__TASK TO CARRY OUT__
Count how many lines of the items below contain the string "document", matching case exactly, and reply with only that number.

— start SUPPLIED DATA —

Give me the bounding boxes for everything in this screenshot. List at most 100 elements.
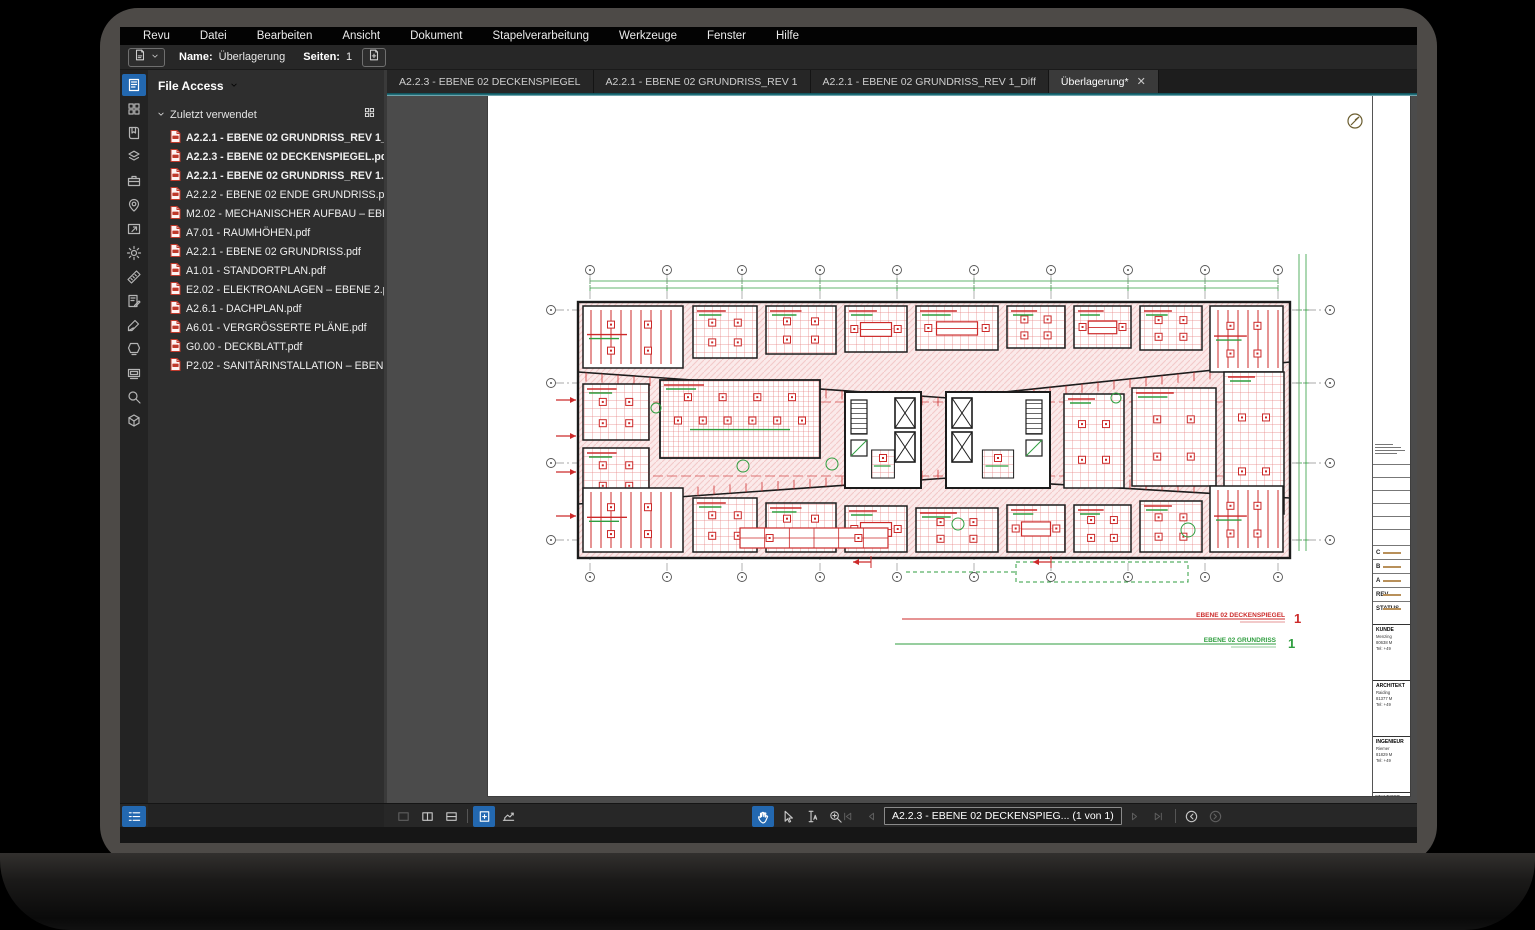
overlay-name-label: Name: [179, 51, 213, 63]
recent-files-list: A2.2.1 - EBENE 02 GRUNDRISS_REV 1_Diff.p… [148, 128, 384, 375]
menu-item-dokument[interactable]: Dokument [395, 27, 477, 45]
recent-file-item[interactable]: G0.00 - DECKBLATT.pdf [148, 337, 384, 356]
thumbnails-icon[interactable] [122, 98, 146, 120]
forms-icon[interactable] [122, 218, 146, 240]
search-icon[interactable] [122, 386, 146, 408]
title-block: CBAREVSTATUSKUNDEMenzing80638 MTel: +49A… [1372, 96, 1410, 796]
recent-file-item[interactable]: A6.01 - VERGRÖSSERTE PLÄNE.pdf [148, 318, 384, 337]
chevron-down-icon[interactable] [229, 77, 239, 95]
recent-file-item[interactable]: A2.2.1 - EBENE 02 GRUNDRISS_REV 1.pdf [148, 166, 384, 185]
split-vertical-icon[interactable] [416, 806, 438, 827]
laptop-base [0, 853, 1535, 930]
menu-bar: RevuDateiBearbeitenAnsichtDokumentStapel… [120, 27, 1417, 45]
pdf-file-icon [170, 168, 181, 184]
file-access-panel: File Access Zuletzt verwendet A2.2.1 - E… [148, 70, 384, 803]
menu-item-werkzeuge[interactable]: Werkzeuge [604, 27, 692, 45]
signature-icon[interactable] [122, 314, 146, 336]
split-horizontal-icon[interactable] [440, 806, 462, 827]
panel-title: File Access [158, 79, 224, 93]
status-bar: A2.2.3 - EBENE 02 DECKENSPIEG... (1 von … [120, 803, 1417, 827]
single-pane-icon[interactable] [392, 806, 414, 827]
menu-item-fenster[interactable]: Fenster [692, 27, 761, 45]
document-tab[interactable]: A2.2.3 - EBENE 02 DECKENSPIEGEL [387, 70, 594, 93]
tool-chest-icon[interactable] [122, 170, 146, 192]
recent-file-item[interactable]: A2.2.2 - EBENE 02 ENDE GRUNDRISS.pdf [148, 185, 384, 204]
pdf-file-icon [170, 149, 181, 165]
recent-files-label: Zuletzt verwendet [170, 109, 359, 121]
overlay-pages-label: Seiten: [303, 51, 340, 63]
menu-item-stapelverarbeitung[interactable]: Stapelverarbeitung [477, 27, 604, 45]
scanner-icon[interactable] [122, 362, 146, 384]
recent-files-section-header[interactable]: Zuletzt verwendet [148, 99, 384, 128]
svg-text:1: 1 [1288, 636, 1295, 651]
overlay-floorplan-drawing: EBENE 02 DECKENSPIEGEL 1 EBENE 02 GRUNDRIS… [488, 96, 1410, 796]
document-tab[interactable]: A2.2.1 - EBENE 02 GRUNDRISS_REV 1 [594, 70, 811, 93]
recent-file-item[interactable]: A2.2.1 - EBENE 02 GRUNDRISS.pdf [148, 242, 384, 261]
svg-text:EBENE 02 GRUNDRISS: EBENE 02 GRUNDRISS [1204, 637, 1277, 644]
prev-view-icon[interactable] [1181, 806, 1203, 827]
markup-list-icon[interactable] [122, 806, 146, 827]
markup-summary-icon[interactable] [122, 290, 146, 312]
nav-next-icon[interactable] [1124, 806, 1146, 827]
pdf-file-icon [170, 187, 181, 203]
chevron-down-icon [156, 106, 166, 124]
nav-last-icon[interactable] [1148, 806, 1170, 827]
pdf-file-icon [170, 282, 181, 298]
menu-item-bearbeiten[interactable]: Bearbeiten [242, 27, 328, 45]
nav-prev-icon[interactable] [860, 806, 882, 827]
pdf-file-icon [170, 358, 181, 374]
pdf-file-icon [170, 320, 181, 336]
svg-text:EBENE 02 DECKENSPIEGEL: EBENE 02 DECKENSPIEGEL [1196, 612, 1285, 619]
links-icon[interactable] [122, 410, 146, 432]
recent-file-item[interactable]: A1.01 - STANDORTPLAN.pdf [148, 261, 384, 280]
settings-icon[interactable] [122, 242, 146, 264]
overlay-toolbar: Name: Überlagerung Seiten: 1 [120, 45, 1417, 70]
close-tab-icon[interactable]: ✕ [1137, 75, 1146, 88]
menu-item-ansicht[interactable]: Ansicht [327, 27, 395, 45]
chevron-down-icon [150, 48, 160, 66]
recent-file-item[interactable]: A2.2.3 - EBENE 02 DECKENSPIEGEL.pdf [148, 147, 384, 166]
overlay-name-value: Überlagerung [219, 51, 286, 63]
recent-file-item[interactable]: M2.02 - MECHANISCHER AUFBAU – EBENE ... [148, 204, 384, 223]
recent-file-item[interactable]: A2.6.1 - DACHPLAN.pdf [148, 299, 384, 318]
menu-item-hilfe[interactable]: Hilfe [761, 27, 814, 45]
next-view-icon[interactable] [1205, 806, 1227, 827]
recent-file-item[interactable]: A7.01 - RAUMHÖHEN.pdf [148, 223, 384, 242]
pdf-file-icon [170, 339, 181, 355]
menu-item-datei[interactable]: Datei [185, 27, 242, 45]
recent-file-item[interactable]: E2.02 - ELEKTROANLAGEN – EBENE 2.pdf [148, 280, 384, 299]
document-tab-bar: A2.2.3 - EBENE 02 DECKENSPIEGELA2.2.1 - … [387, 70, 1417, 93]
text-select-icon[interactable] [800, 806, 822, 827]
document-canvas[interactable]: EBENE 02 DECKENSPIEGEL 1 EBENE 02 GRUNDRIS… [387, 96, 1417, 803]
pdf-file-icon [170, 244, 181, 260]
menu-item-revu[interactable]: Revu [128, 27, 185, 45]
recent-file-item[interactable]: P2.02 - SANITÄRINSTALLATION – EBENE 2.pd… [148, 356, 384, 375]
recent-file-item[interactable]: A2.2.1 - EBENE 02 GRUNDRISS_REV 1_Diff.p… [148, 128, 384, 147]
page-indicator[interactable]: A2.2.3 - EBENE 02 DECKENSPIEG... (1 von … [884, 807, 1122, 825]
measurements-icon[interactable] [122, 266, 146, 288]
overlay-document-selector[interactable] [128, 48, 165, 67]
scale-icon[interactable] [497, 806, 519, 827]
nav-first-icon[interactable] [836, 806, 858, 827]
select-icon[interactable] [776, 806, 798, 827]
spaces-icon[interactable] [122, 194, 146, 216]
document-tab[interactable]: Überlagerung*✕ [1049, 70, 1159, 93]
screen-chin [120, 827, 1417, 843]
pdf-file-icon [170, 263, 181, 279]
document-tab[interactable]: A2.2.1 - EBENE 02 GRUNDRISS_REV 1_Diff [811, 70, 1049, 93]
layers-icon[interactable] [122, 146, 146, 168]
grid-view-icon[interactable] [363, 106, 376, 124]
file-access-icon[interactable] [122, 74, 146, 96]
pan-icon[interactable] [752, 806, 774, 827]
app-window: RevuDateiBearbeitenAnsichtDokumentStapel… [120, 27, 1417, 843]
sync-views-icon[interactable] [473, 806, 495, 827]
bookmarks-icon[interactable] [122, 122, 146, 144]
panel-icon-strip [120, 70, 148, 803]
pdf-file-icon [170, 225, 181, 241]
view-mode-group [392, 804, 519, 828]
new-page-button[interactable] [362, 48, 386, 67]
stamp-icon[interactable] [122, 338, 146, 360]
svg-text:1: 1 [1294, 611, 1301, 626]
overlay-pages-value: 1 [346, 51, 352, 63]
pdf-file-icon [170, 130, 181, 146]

— end SUPPLIED DATA —
— start SUPPLIED DATA —

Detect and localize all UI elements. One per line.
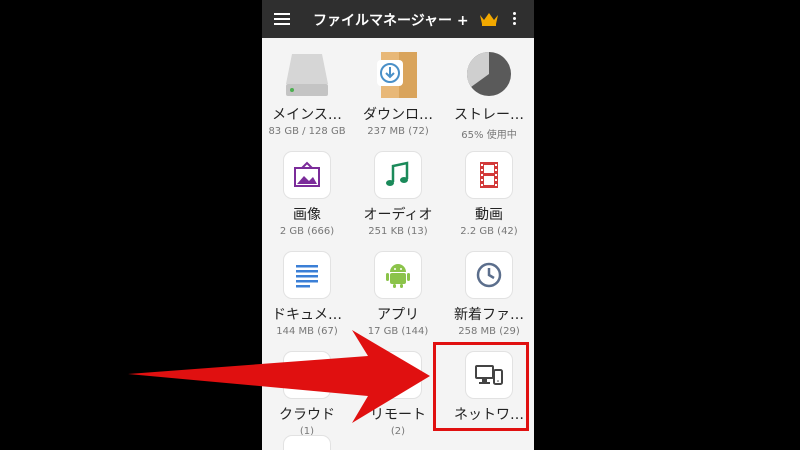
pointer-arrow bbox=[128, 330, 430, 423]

— end SUPPLIED DATA —

__TASK RESULT__
7